01-29-2013 12:11 AM
First, you'll need to configure fixed port numbers for the NFS-related services. You should do this on both on your NFS server and on all your NFS clients.
Depending on your HP-UX version, you may need to ensure that you have a specific patch installed:
11.31 - no patch required 11.23 - PHNE_34550 or superseding patch 11.11 - PHNE_34662 or superseding patch
Then you can add some lines to /etc/rc.config.d/nfsconf to specify fixed port numbers for the NFS-related services.
For example, these lines would fix lockd (nlockmgr) to port 4045, rpc.statd (status) to 4046 and rpc.mountd (mountd) to 4047:
STATD_PORT=4046 MOUNTD_PORT=4047 # in 11.31, lockd is always fixed to UDP port 4045 so this is not needed LOCKD_PORT=4045
After doing this and restarting your NFS services, they should be in fixed ports. Use "rpcinfo -p" to verify.
Once the services are bound to fixed ports, you can use external firewalls or the optional HP-UX IPFilter to restrict the connections to these ports to between your NFS server and legitimate NFS clients only. You'll also need to allow the portmapper/rpcinfo service (port 111, both TCP and UDP), since it is used to find the other NFS-related services (because the client will not know that you've specified fixed port numbers on the server, and vice versa).

__________________________________________________

→ **EXERCISES TO COMPLETE**:
1/ According to the forum post, what must be installed on HP-UX 11.23?
2/ Please rewrite the forum post from "Once the services" up to and including "and vice versa).", replacing "legitimate" with "authorized".

→ **SUPPLIED MATERIAL**:
__________________________________________________

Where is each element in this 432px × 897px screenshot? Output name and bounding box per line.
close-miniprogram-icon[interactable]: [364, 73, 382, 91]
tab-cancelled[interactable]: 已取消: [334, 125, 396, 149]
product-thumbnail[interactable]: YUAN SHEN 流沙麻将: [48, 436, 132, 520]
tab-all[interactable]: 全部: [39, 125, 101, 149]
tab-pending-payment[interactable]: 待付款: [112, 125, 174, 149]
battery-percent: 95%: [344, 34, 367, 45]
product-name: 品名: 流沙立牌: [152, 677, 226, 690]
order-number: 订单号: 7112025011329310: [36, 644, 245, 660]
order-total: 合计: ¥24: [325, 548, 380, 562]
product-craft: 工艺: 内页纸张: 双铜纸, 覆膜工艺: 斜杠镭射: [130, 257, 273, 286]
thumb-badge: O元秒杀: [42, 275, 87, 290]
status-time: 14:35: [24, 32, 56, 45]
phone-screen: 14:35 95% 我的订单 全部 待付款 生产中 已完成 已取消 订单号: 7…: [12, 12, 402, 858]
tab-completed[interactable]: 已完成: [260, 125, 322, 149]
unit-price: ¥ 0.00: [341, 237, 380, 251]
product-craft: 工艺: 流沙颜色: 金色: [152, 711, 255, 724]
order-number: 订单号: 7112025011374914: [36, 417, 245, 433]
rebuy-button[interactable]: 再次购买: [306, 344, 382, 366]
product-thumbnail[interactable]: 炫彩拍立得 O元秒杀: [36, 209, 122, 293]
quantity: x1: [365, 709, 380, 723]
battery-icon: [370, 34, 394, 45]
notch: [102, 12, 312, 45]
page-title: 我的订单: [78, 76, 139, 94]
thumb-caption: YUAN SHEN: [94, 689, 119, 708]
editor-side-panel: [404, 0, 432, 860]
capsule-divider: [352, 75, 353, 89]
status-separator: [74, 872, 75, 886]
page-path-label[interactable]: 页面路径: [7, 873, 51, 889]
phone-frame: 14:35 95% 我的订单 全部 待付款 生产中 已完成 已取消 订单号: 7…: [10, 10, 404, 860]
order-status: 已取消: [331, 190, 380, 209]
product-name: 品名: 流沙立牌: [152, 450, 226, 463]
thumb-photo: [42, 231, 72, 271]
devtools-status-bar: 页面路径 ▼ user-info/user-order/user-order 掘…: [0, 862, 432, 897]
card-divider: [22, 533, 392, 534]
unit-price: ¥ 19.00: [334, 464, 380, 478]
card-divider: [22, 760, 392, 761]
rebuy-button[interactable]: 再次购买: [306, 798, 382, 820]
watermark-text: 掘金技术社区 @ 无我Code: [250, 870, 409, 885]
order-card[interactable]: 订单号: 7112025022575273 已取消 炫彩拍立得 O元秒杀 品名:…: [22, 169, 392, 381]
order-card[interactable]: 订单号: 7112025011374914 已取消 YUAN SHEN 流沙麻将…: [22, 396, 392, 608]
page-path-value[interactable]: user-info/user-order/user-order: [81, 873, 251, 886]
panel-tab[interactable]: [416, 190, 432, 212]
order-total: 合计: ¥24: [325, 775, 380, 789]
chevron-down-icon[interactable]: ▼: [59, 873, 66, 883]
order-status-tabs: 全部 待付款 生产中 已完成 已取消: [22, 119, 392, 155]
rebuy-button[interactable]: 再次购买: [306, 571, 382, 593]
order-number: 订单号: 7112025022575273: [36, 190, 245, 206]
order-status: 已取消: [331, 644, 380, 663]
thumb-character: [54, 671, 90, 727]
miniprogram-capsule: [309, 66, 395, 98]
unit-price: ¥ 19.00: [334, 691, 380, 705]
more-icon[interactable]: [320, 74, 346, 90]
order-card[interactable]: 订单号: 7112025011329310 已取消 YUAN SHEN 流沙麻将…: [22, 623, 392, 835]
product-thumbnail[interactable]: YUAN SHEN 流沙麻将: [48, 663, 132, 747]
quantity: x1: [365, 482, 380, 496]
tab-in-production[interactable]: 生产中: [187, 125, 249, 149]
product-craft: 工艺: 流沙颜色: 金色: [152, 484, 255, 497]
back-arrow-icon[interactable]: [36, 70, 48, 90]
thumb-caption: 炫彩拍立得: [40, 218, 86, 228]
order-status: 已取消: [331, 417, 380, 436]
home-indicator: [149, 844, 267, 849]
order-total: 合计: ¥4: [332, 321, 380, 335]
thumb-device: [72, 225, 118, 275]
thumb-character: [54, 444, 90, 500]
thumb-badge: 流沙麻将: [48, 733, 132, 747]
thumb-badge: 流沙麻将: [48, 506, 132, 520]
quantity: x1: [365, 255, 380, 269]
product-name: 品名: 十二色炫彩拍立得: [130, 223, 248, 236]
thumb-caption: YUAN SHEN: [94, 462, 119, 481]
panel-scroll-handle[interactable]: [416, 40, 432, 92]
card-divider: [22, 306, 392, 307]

__________________________________________________

→ **RESULTS FOR THE EXERCISE**:
1/ PHNE_34550 or a superseding patch.

2/
Once the services are bound to fixed ports, you can use external firewalls or the optional HP-UX IPFilter to restrict the connections to these ports to between your NFS server and authorized NFS clients only. You'll also need to allow the portmapper/rpcinfo service (port 111, both TCP and UDP), since it is used to find the other NFS-related services (because the client will not know that you've specified fixed port numbers on the server, and vice versa).